• Exercise details
In the entries below, count every line with the string "Particle". State the count and nothing else.

• Extracted material

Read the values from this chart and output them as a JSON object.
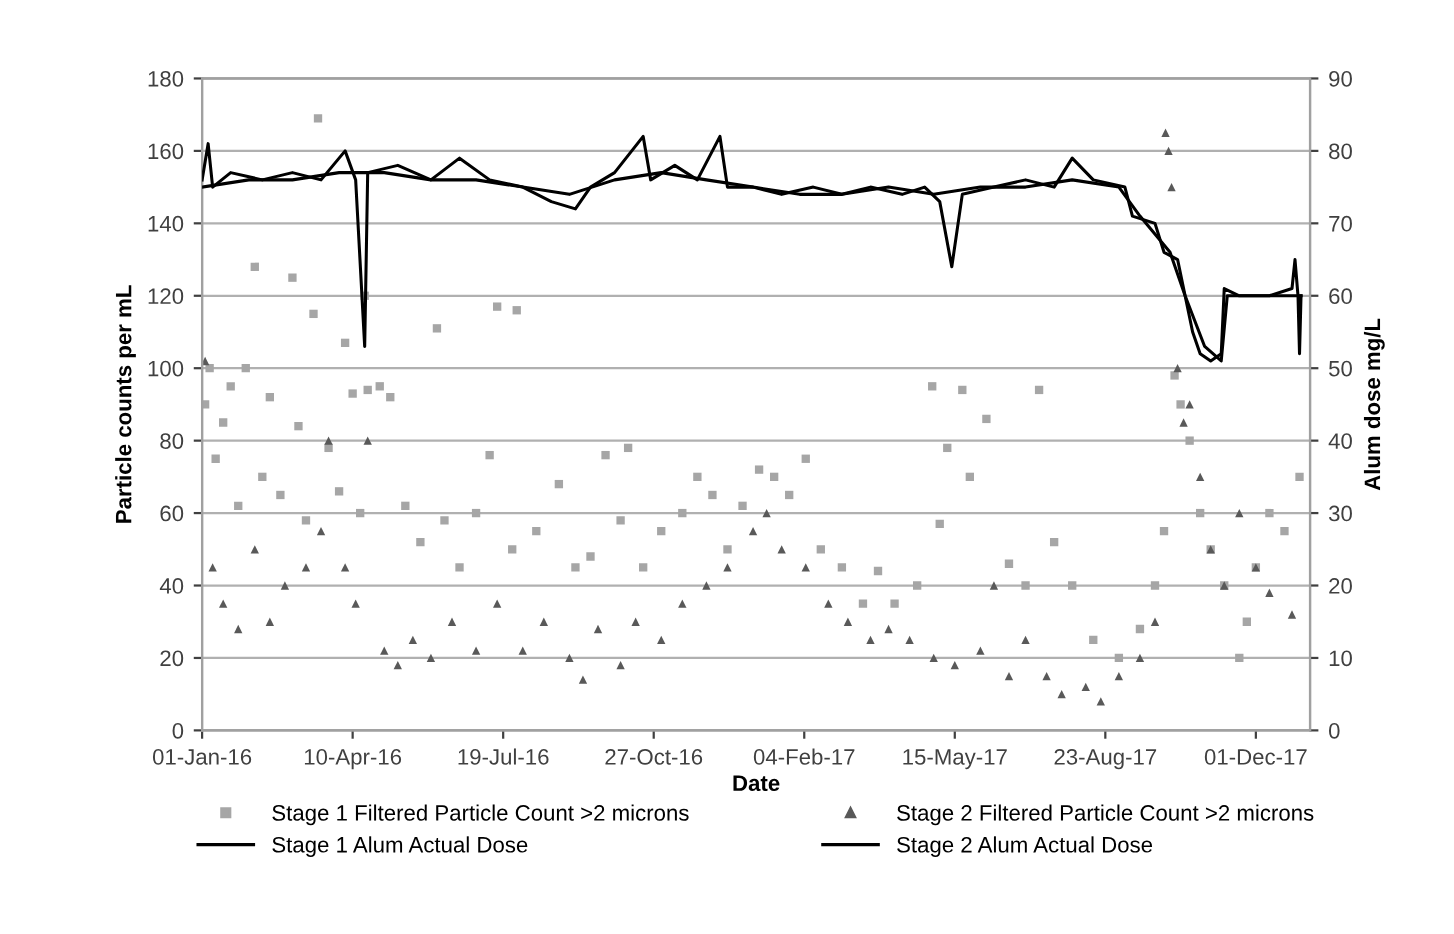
{
  "chart_data": {
    "type": "scatter",
    "xlabel": "Date",
    "ylabel": "Particle counts per mL",
    "y2label": "Alum dose mg/L",
    "xlim": [
      "2016-01-01",
      "2018-01-06"
    ],
    "xticks": [
      {
        "value": "2016-01-01",
        "label": "01-Jan-16"
      },
      {
        "value": "2016-04-10",
        "label": "10-Apr-16"
      },
      {
        "value": "2016-07-19",
        "label": "19-Jul-16"
      },
      {
        "value": "2016-10-27",
        "label": "27-Oct-16"
      },
      {
        "value": "2017-02-04",
        "label": "04-Feb-17"
      },
      {
        "value": "2017-05-15",
        "label": "15-May-17"
      },
      {
        "value": "2017-08-23",
        "label": "23-Aug-17"
      },
      {
        "value": "2017-12-01",
        "label": "01-Dec-17"
      }
    ],
    "ylim": [
      0,
      180
    ],
    "yticks": [
      0,
      20,
      40,
      60,
      80,
      100,
      120,
      140,
      160,
      180
    ],
    "y2lim": [
      0,
      90
    ],
    "y2ticks": [
      0,
      10,
      20,
      30,
      40,
      50,
      60,
      70,
      80,
      90
    ],
    "grid": "y",
    "legend": "bottom",
    "series": [
      {
        "name": "Stage 1 Filtered Particle Count >2 microns",
        "marker": "square",
        "color": "#a6a6a6",
        "x": [
          "2016-01-03",
          "2016-01-06",
          "2016-01-10",
          "2016-01-15",
          "2016-01-20",
          "2016-01-25",
          "2016-01-30",
          "2016-02-05",
          "2016-02-10",
          "2016-02-15",
          "2016-02-22",
          "2016-03-01",
          "2016-03-05",
          "2016-03-10",
          "2016-03-15",
          "2016-03-18",
          "2016-03-25",
          "2016-04-01",
          "2016-04-05",
          "2016-04-10",
          "2016-04-15",
          "2016-04-18",
          "2016-04-20",
          "2016-04-28",
          "2016-05-05",
          "2016-05-15",
          "2016-05-25",
          "2016-06-05",
          "2016-06-10",
          "2016-06-20",
          "2016-07-01",
          "2016-07-10",
          "2016-07-15",
          "2016-07-25",
          "2016-07-28",
          "2016-08-10",
          "2016-08-25",
          "2016-09-05",
          "2016-09-15",
          "2016-09-25",
          "2016-10-05",
          "2016-10-10",
          "2016-10-20",
          "2016-11-01",
          "2016-11-15",
          "2016-11-25",
          "2016-12-05",
          "2016-12-15",
          "2016-12-25",
          "2017-01-05",
          "2017-01-15",
          "2017-01-25",
          "2017-02-05",
          "2017-02-15",
          "2017-03-01",
          "2017-03-15",
          "2017-03-25",
          "2017-04-05",
          "2017-04-20",
          "2017-04-30",
          "2017-05-05",
          "2017-05-10",
          "2017-05-20",
          "2017-05-25",
          "2017-06-05",
          "2017-06-20",
          "2017-07-01",
          "2017-07-10",
          "2017-07-20",
          "2017-08-01",
          "2017-08-15",
          "2017-09-01",
          "2017-09-15",
          "2017-09-25",
          "2017-10-01",
          "2017-10-08",
          "2017-10-12",
          "2017-10-18",
          "2017-10-25",
          "2017-11-01",
          "2017-11-10",
          "2017-11-20",
          "2017-11-25",
          "2017-12-01",
          "2017-12-10",
          "2017-12-20",
          "2017-12-30"
        ],
        "values": [
          90,
          100,
          75,
          85,
          95,
          62,
          100,
          128,
          70,
          92,
          65,
          125,
          84,
          58,
          115,
          169,
          78,
          66,
          107,
          93,
          60,
          120,
          94,
          95,
          92,
          62,
          52,
          111,
          58,
          45,
          60,
          76,
          117,
          50,
          116,
          55,
          68,
          45,
          48,
          76,
          58,
          78,
          45,
          55,
          60,
          70,
          65,
          50,
          62,
          72,
          70,
          65,
          75,
          50,
          45,
          35,
          44,
          35,
          40,
          95,
          57,
          78,
          94,
          70,
          86,
          46,
          40,
          94,
          52,
          40,
          25,
          20,
          28,
          40,
          55,
          98,
          90,
          80,
          60,
          50,
          40,
          20,
          30,
          45,
          60,
          55,
          70
        ]
      },
      {
        "name": "Stage 2 Filtered Particle Count >2 microns",
        "marker": "triangle",
        "color": "#595959",
        "x": [
          "2016-01-03",
          "2016-01-08",
          "2016-01-15",
          "2016-01-25",
          "2016-02-05",
          "2016-02-15",
          "2016-02-25",
          "2016-03-10",
          "2016-03-20",
          "2016-03-25",
          "2016-04-05",
          "2016-04-12",
          "2016-04-20",
          "2016-05-01",
          "2016-05-10",
          "2016-05-20",
          "2016-06-01",
          "2016-06-15",
          "2016-07-01",
          "2016-07-15",
          "2016-08-01",
          "2016-08-15",
          "2016-09-01",
          "2016-09-10",
          "2016-09-20",
          "2016-10-05",
          "2016-10-15",
          "2016-11-01",
          "2016-11-15",
          "2016-12-01",
          "2016-12-15",
          "2017-01-01",
          "2017-01-10",
          "2017-01-20",
          "2017-02-05",
          "2017-02-20",
          "2017-03-05",
          "2017-03-20",
          "2017-04-01",
          "2017-04-15",
          "2017-05-01",
          "2017-05-15",
          "2017-06-01",
          "2017-06-10",
          "2017-06-20",
          "2017-07-01",
          "2017-07-15",
          "2017-07-25",
          "2017-08-10",
          "2017-08-20",
          "2017-09-01",
          "2017-09-15",
          "2017-09-25",
          "2017-10-02",
          "2017-10-04",
          "2017-10-06",
          "2017-10-10",
          "2017-10-14",
          "2017-10-18",
          "2017-10-25",
          "2017-11-01",
          "2017-11-10",
          "2017-11-20",
          "2017-12-01",
          "2017-12-10",
          "2017-12-25"
        ],
        "values": [
          102,
          45,
          35,
          28,
          50,
          30,
          40,
          45,
          55,
          80,
          45,
          35,
          80,
          22,
          18,
          25,
          20,
          30,
          22,
          35,
          22,
          30,
          20,
          14,
          28,
          18,
          30,
          25,
          35,
          40,
          45,
          55,
          60,
          50,
          45,
          35,
          30,
          25,
          28,
          25,
          20,
          18,
          22,
          40,
          15,
          25,
          15,
          10,
          12,
          8,
          15,
          20,
          30,
          165,
          160,
          150,
          100,
          85,
          90,
          70,
          50,
          40,
          60,
          45,
          38,
          32
        ]
      },
      {
        "name": "Stage 1 Alum Actual Dose",
        "type": "line",
        "axis": "y2",
        "marker": "none",
        "line_style": "solid",
        "color": "#000000",
        "x": [
          "2016-01-01",
          "2016-01-05",
          "2016-01-08",
          "2016-01-20",
          "2016-02-10",
          "2016-03-01",
          "2016-03-20",
          "2016-04-05",
          "2016-04-12",
          "2016-04-18",
          "2016-04-20",
          "2016-05-10",
          "2016-06-01",
          "2016-06-20",
          "2016-07-10",
          "2016-08-01",
          "2016-08-20",
          "2016-09-05",
          "2016-09-15",
          "2016-10-01",
          "2016-10-20",
          "2016-10-25",
          "2016-11-10",
          "2016-11-25",
          "2016-12-10",
          "2016-12-15",
          "2017-01-01",
          "2017-01-20",
          "2017-02-10",
          "2017-03-01",
          "2017-03-20",
          "2017-04-10",
          "2017-04-25",
          "2017-05-05",
          "2017-05-13",
          "2017-05-20",
          "2017-06-10",
          "2017-07-01",
          "2017-07-20",
          "2017-08-01",
          "2017-08-15",
          "2017-09-05",
          "2017-09-10",
          "2017-09-25",
          "2017-10-01",
          "2017-10-10",
          "2017-10-15",
          "2017-10-20",
          "2017-10-25",
          "2017-11-01",
          "2017-11-08",
          "2017-11-10",
          "2017-11-20",
          "2017-12-10",
          "2017-12-25",
          "2017-12-27",
          "2017-12-29",
          "2017-12-30",
          "2017-12-31"
        ],
        "values": [
          76,
          81,
          75,
          77,
          76,
          77,
          76,
          80,
          76,
          53,
          77,
          78,
          76,
          79,
          76,
          75,
          73,
          72,
          75,
          77,
          82,
          76,
          78,
          76,
          82,
          75,
          75,
          74,
          75,
          74,
          75,
          74,
          75,
          73,
          64,
          74,
          75,
          76,
          75,
          79,
          76,
          75,
          71,
          70,
          66,
          65,
          60,
          55,
          52,
          51,
          52,
          61,
          60,
          60,
          61,
          65,
          60,
          52,
          60
        ]
      },
      {
        "name": "Stage 2 Alum Actual Dose",
        "type": "line",
        "axis": "y2",
        "marker": "none",
        "line_style": "solid",
        "color": "#000000",
        "x": [
          "2016-01-01",
          "2016-02-01",
          "2016-03-01",
          "2016-04-01",
          "2016-05-01",
          "2016-06-01",
          "2016-07-01",
          "2016-08-01",
          "2016-09-01",
          "2016-10-01",
          "2016-11-01",
          "2016-12-01",
          "2017-01-01",
          "2017-02-01",
          "2017-03-01",
          "2017-04-01",
          "2017-05-01",
          "2017-06-01",
          "2017-07-01",
          "2017-08-01",
          "2017-09-01",
          "2017-09-15",
          "2017-10-05",
          "2017-10-15",
          "2017-10-28",
          "2017-11-08",
          "2017-11-12",
          "2017-12-01",
          "2017-12-31"
        ],
        "values": [
          75,
          76,
          76,
          77,
          77,
          76,
          76,
          75,
          74,
          76,
          77,
          76,
          75,
          74,
          74,
          75,
          74,
          75,
          75,
          76,
          75,
          71,
          66,
          60,
          53,
          51,
          60,
          60,
          60
        ]
      }
    ]
  }
}
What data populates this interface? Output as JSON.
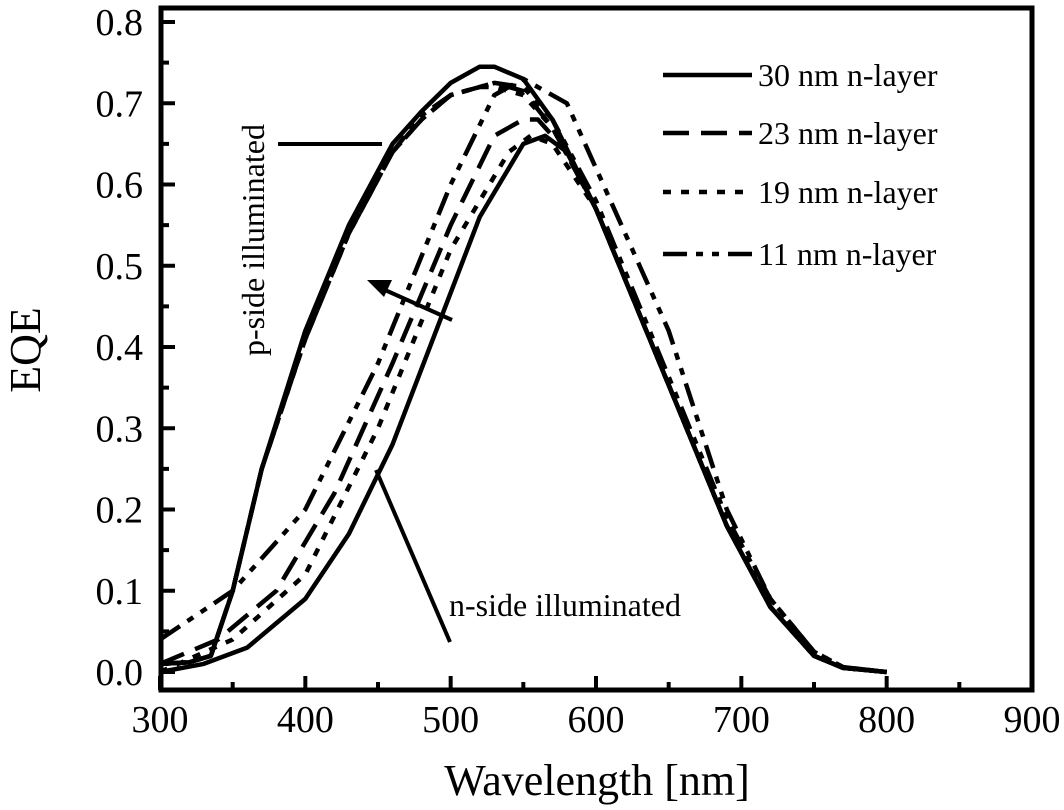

• The answer
3